Testo:

>>>>>

Le ECS sono condizioni necessarie e sufficienti perché se un sistema di forze ha risultante e momento risultante nullo non modifica lo stato meccanico del corpo, cioè il sistema di forze è in equilibrio.
1. Perché il momento risultante nelle ECS può essere calcolato rispetto a un polo qualunque?
Perché se la risultante delle forze è nulla il momento risultante è indipendente dal polo scelto; è per lo stesso motivo che una coppia di forze può essere applicata in qualsiasi punto.
Cosa succede se un corpo è deformabile? Che ruolo gioca il postulato dei vincoli addizionali?
Se un corpo è deformabile l’equilibrio non garantisce l’assenza di deformazioni. Il postulato dei vincoli addizionali afferma che se un corpo è in equilibrio l’aggiunta di vincoli non ne modifica lo stato meccanico. Questo postulato permette di trasformare un sistema indeformabile in uno rigido equivalente per lo studio dell’equilibrio.
1. Quanti gradi di libertà possiede un corpo rigido nello spazio? E nel piano?
Nello spazio un corpo rigido possiede 6 GDL, mentre nel piano solo 3
1. Quante e quali sono le equazioni scalari nello spazio? E nel piano?
Nello spazio sono 6: ΣFx=0 ΣFy=0 ΣFz=0 ΣMx=0 ΣMy=0 ΣMz=0
Nel piano sono 3: ΣFx=0 ΣFy=0 ΣM=0
In quali condizioni le forme alternative delle ECS nel piano cadono in difetto? Perché le forme alternative sono vantaggiose?
Le forme alternative delle ECS, dette anche EDCS locali, cadono in difetto quando i punti scelti portano a scrivere delle equazioni linearmente dipendenti. Sono vantaggiose perché permettono di semplificare i calcoli e eliminare incognite.
1. Cosa è un vincolo? E un vincolo olonomo?
Un vincolo è un dispositivo che collega corpo e ambiente oppure tra le parti del corpo in grado di opporsi al suo moto ( traslazioni e rotazioni). Un vincolo olonomo può essere descritto tramite equazioni che legano le coordinate del sistema
1. Quali sono le proprietà dei vincoli che utilizziamo in questo corso?
Un vincolo deve essere:
puntuale, cioè agente in un solo punto
liscio, cioè privo di attrito
bilatero, quindi deve agire in entrambi i versi
perfetto, cioè privo di cedimenti nelle direzioni in cui impedisce gli spostamenti
1. Come viene definito il grado di vincolo?
Il grado di vincolo è il numero di spostamenti o rotazioni indipendenti che il vincolo è in grado di impedire.
1. Cosa ci consente di sostituire i vincoli con delle forze opportune incognite – che chiamiamo reazioni vincolari?
Il postulato delle reazioni vincolari afferma che non si altera lo stato di equilibrio se i vincoli vengono sostituiti con opportune forze (reazioni vincolari) che hanno direzione e verso opposto rispetto al movimento che impediscono.
1. Cosa dice il postulato delle reazioni vincolari per i vincoli olonomi?
Le reazioni vincolari di vincoli olonomi non compiono lavoro virtuale negli spostamenti compatibili con il vincolo.

<<<<<

Consegna: Estrai dal testo sulle equazioni cardinali della statica il passo che va da "Le ECS sono" a "in qualsiasi punto.", copiandolo senza alcuna modifica.

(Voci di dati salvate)
>>>>>

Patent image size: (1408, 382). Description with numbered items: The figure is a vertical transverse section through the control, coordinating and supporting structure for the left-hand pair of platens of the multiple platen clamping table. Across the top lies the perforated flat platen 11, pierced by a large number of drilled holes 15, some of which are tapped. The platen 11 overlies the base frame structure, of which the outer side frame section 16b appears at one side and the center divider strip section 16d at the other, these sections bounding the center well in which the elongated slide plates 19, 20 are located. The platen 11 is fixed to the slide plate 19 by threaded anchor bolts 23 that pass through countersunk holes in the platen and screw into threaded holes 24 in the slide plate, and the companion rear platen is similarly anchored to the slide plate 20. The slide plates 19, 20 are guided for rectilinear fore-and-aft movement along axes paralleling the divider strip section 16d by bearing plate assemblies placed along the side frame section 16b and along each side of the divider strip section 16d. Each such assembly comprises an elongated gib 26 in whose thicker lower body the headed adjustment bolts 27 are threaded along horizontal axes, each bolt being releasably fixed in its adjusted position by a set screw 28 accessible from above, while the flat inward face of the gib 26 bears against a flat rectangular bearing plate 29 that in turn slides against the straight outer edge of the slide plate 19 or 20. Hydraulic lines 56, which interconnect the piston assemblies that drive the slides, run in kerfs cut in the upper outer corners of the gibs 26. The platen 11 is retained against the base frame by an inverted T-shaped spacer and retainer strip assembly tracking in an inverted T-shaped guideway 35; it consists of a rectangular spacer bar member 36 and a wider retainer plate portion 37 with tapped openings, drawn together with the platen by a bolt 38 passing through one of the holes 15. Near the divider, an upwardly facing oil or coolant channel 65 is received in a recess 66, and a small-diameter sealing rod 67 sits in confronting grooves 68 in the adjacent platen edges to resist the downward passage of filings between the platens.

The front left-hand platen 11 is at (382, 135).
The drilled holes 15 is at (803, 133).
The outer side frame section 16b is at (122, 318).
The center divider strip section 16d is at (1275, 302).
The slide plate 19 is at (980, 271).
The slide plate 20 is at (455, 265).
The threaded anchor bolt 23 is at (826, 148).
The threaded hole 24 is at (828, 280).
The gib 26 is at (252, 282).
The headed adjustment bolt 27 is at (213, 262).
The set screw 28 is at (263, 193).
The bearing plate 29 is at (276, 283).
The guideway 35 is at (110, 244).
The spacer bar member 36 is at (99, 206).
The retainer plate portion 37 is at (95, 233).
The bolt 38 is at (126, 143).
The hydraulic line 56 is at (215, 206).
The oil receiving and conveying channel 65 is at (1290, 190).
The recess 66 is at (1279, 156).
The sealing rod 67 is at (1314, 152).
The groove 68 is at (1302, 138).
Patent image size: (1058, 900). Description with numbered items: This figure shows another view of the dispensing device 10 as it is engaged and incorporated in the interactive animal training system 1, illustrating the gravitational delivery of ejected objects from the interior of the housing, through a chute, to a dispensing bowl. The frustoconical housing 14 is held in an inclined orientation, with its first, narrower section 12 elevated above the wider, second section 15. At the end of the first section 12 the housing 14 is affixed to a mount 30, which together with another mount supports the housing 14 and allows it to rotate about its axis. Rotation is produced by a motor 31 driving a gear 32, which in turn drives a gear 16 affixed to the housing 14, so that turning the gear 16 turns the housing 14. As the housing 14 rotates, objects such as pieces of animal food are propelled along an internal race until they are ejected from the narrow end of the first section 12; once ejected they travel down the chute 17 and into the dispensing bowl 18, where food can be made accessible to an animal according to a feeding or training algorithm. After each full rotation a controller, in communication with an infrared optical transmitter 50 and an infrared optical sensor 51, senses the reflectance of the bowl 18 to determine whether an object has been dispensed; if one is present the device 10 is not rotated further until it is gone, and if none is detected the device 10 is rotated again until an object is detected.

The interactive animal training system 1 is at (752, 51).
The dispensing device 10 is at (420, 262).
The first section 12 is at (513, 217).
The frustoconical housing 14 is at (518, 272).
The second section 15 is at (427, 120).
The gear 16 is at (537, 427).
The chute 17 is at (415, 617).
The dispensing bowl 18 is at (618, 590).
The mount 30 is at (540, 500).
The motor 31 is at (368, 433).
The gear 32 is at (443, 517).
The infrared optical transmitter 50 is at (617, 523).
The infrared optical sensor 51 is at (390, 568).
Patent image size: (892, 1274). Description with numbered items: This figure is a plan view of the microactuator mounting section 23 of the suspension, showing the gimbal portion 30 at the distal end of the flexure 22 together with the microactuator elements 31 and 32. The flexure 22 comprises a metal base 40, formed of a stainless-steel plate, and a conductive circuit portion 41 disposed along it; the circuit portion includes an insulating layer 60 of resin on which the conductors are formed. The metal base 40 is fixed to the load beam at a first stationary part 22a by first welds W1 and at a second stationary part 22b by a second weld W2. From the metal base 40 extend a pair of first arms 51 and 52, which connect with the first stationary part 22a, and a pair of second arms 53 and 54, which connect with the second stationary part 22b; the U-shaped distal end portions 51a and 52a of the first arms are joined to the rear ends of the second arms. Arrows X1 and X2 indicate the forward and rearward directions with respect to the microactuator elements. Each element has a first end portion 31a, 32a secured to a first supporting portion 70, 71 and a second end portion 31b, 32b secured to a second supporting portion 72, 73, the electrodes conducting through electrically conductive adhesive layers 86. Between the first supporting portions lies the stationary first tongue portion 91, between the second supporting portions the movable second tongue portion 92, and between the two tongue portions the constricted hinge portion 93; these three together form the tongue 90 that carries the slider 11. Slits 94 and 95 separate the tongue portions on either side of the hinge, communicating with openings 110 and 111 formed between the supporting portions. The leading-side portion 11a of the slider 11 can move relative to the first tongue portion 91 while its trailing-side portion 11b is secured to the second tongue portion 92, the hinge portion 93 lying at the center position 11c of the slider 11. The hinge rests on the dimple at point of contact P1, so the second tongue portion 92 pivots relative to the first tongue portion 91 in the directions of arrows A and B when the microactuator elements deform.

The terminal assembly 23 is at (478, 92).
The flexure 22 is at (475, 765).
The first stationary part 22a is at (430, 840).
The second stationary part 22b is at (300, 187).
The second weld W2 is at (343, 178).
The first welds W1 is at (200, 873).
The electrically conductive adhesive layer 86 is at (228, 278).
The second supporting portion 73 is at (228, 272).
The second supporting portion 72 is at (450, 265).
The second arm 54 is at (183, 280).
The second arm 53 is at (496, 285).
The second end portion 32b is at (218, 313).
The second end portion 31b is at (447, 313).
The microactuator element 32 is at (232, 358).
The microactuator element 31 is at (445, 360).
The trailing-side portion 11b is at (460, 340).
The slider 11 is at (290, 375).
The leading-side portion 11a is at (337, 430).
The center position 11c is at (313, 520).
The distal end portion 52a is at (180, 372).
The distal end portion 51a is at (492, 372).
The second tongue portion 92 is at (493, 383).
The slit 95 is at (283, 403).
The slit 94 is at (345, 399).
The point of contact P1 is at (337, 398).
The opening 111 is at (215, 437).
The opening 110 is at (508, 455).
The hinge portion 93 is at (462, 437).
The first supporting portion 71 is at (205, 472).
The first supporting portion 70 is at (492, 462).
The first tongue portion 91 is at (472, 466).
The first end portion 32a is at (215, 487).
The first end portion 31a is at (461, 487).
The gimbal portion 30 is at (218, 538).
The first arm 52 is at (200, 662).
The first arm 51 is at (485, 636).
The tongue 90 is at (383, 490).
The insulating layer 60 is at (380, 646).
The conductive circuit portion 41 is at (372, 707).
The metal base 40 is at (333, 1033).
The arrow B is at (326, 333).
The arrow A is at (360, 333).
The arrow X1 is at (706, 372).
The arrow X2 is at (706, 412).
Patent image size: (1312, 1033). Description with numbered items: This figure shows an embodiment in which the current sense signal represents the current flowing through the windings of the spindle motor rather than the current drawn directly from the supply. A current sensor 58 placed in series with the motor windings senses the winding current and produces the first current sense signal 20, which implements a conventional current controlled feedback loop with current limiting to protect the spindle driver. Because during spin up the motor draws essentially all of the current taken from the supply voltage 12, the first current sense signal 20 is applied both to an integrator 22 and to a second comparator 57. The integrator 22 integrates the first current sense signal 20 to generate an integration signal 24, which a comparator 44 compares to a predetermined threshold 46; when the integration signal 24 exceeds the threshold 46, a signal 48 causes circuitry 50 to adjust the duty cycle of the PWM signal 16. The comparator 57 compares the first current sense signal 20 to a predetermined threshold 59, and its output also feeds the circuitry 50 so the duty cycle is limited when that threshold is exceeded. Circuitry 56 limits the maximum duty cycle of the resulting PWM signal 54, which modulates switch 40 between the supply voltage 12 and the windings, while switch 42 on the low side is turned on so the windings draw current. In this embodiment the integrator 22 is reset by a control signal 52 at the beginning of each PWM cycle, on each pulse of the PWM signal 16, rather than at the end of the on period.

<<<<<

Risultato dell'esercizio:
Le ECS sono condizioni necessarie e sufficienti perché se un sistema di forze ha risultante e momento risultante nullo non modifica lo stato meccanico del corpo, cioè il sistema di forze è in equilibrio.
1. Perché il momento risultante nelle ECS può essere calcolato rispetto a un polo qualunque?
Perché se la risultante delle forze è nulla il momento risultante è indipendente dal polo scelto; è per lo stesso motivo che una coppia di forze può essere applicata in qualsiasi punto.